- Work required:
Work out how many lines of the material below mention the word "Mississippi"; reply with the number only.

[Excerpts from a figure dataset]
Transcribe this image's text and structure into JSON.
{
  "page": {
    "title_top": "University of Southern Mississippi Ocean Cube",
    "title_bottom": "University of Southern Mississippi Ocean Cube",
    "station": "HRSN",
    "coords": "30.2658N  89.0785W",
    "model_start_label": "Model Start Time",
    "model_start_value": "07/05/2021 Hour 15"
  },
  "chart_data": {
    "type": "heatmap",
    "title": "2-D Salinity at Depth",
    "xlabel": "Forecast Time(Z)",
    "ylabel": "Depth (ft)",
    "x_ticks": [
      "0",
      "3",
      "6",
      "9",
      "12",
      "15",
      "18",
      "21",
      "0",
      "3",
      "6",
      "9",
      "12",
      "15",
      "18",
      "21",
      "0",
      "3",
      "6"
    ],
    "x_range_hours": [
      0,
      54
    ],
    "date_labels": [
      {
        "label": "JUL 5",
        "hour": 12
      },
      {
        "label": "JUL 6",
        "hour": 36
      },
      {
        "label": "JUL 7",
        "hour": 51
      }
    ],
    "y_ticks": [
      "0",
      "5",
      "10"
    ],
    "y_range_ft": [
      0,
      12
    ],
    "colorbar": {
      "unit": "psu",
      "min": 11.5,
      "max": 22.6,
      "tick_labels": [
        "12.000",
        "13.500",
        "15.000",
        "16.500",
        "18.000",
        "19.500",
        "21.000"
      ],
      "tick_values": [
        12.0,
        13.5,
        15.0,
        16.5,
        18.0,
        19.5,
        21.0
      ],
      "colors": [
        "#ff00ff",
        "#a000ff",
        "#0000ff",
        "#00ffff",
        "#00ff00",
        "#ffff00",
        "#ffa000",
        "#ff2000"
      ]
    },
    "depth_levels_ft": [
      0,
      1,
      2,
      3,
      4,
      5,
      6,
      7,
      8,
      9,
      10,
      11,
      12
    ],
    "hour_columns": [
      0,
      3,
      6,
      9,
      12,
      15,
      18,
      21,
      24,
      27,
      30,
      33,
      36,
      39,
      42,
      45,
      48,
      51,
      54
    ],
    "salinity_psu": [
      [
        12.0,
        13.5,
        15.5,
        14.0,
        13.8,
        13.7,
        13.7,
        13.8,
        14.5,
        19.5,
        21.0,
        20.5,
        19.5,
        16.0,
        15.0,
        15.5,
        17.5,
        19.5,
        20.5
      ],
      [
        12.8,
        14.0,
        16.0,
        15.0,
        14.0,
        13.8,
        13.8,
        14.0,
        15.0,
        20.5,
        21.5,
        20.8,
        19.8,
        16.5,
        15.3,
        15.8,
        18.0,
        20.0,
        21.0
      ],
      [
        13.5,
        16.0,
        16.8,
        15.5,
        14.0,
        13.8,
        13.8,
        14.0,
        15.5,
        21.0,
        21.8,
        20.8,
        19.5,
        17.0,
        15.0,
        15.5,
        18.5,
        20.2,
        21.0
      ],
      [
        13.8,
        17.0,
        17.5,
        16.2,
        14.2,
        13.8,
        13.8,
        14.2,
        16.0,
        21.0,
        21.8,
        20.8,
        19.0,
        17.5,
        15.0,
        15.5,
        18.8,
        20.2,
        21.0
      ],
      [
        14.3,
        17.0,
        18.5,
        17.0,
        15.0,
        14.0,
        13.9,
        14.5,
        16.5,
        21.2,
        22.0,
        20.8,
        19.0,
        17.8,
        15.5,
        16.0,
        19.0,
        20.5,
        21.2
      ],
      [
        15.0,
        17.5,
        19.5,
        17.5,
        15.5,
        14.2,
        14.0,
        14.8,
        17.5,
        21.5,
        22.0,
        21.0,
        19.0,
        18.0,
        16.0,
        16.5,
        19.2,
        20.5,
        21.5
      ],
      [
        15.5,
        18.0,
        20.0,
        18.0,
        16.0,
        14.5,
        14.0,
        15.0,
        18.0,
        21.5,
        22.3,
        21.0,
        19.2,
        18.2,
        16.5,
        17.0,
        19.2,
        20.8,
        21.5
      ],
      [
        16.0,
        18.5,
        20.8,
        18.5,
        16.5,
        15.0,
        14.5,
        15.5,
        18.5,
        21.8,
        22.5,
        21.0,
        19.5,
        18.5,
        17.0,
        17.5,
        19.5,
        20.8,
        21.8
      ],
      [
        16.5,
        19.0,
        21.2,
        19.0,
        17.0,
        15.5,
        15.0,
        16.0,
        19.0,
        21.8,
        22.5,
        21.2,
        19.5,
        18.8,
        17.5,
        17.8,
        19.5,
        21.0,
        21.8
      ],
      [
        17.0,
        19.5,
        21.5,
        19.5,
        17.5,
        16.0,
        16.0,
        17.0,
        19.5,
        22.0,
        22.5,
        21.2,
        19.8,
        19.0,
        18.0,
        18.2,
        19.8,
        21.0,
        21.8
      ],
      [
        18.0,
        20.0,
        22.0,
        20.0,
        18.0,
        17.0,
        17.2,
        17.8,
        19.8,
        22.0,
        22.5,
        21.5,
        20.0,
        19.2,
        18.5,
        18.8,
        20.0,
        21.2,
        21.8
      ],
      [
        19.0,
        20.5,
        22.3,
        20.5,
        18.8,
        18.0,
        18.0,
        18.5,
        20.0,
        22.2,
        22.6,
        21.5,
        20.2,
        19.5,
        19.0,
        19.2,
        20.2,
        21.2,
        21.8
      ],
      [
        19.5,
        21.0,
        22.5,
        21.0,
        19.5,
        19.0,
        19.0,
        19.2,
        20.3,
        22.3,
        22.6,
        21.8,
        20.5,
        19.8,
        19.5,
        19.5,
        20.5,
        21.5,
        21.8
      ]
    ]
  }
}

- Task output:
2